• _作業の目標 1_
下の演習データの行のうち、文字列 "code" を含む行をすべて抜き出し、一行ずつ書き写すこと。

• _本文の抜粋_
+++++

集英社版 世界の文学 「現代詩集」 篠田一士 編

小沢書店 「ウンガレッティ詩集」 河島英昭 訳


ウンガレッティ翻訳読み比べ

この「現代詩集」(「世界の文学」第37巻)井手正隆訳)では…

無についてのヴァリエーション

 流れる砂 その虚無
 音もなく砂時計から流れてはつもる、
 はかなく、薔薇色の、やがて消えゆく
 薔薇色の空にひろがる雲の暈のように…

 そのとき 手が 砂時計をくるりとかえす、
 もどりだす、砂の、
 ひっそりと銀の雲
 夜明けのつかのまのうす墨そらに……

 砂時計を そっと 廻わす手、
 静かに、砂の、静かに流れるその虚無
 聞かれる者は、ただそれだけ
 それは闇の中で消えることなく。

(p229-230)

+++++

• _演習データ_
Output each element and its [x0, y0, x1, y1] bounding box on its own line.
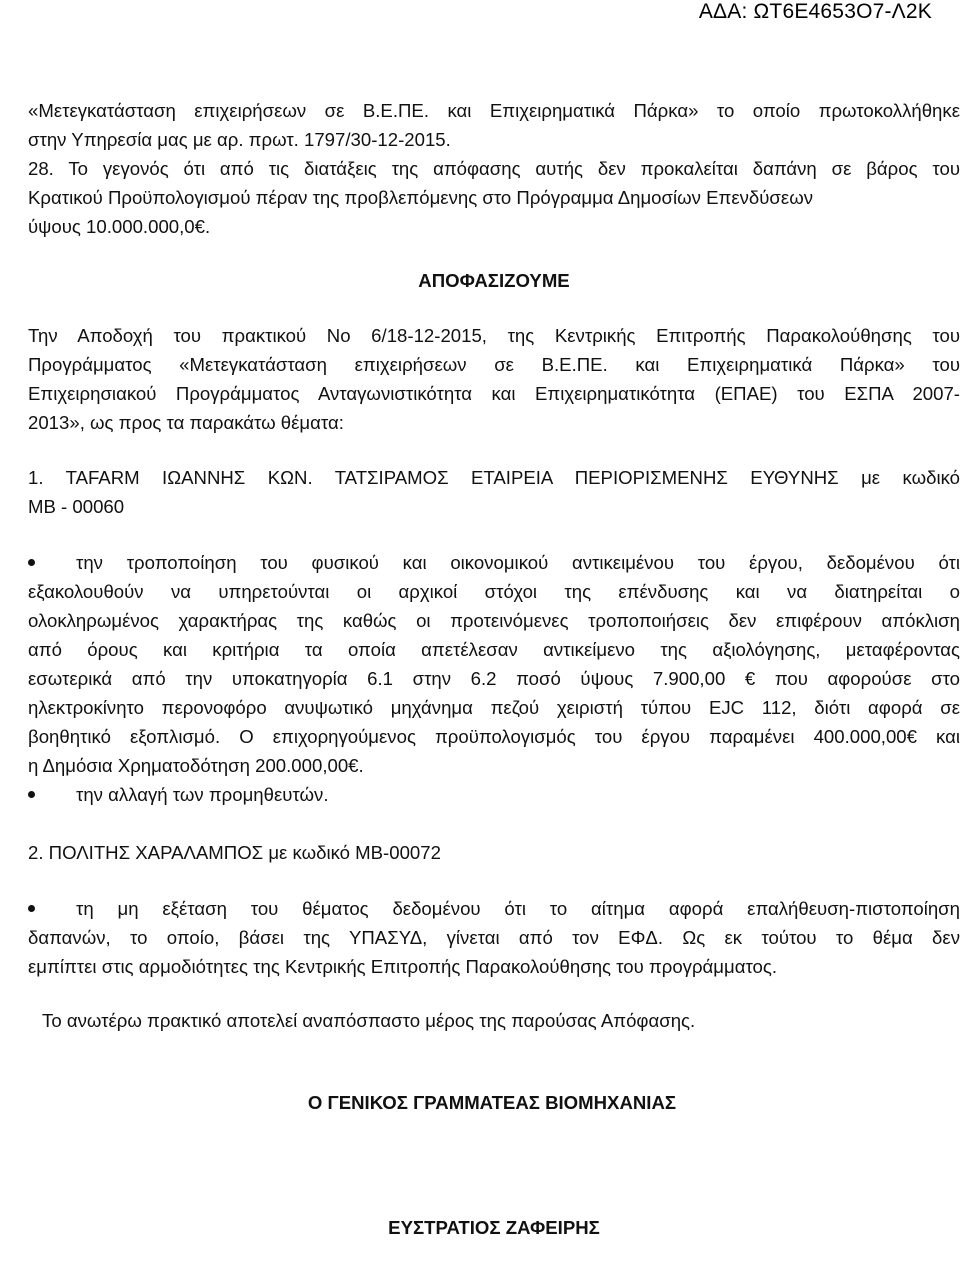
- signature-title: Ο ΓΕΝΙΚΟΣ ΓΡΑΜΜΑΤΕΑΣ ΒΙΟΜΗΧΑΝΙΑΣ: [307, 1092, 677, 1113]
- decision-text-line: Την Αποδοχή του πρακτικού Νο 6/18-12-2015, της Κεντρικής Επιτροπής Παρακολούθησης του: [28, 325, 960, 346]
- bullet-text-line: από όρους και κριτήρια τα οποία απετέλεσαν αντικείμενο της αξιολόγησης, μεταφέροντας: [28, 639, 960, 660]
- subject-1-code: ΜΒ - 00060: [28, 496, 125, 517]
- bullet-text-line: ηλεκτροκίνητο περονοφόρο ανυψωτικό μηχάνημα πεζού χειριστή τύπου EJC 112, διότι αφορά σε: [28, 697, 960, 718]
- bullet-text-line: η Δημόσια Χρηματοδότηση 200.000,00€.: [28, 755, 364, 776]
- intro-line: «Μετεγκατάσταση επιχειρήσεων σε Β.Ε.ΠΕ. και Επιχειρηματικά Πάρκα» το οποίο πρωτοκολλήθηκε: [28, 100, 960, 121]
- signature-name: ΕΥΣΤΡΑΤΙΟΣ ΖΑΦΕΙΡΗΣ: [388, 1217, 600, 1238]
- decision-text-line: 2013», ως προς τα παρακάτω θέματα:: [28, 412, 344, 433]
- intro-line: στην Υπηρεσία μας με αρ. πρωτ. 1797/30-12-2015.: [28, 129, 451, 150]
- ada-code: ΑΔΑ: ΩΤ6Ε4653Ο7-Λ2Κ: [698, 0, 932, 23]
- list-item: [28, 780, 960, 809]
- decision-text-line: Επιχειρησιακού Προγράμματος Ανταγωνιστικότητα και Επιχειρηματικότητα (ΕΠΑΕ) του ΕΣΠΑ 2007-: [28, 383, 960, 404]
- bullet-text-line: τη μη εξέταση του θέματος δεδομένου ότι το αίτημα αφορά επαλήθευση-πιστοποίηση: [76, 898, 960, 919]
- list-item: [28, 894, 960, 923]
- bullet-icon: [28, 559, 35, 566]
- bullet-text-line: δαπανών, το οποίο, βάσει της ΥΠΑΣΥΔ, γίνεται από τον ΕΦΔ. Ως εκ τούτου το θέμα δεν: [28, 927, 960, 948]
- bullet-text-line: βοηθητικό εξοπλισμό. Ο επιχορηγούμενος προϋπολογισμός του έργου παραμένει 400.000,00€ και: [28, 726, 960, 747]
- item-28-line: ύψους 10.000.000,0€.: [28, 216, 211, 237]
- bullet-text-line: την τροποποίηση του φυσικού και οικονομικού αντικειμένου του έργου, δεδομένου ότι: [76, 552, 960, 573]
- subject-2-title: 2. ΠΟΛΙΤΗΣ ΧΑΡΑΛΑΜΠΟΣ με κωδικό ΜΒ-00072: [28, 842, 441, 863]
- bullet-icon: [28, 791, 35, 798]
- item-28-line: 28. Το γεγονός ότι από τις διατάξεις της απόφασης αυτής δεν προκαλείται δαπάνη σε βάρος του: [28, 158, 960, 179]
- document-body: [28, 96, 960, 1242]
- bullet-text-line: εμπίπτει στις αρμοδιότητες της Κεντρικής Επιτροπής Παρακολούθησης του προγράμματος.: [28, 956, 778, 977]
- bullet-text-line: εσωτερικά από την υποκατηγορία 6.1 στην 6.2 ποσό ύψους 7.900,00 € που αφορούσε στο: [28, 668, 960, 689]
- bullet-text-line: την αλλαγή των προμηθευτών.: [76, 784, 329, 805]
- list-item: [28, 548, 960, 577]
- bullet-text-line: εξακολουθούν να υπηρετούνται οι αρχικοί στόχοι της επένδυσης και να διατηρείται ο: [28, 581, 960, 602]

+++++

• _作業の目標 2_
上に引いたウンガレッティ訳の読み比べの文章を、最後に示された行の後から書き継ぐこと。

• _正しい答え 1_
- subject-1-code: ΜΒ - 00060: [28, 496, 125, 517]
- ada-code: ΑΔΑ: ΩΤ6Ε4653Ο7-Λ2Κ: [698, 0, 932, 23]

• _正しい答え 2_
一方、小沢書店「双書・20世紀の詩人」河島英昭訳では…

無の変奏

  あの無の砂の粒が流れて
 物言わぬ砂時計に積ってゆく、
 そして、逃げてゆく、肌の上の刻印、
 死にゆく肌の上を、雲の影が…

  やがて一つの手が砂時計を逆さまにして、
 また動きはじめる、砂の粒、
 束の間の夜明けの鉛色のなかで
 銀色の沈黙と化してゆく雲の影…

  暗がりであの手が砂時計をさぐった、
 そして、砂の粒とともに、流れ落ちてゆく無の影
 静かに、いまや聞こえてくる唯一のもの、
 聞こえてきて、闇のなかを立ち去らぬもの。

(p142-143)


同じ詩の訳でここまで違うとは…
一番目立つのは「肌の上」と「薔薇色」というところ。
第二連は河島訳では、一つの続き物語の中で読めるのに、井手訳では、ここで大きく転換してしまう。井手訳は言ってみれば短い漢詩のような味わいがある。どちらも詩の読みとしてはあり得ると思うのであとは好みか。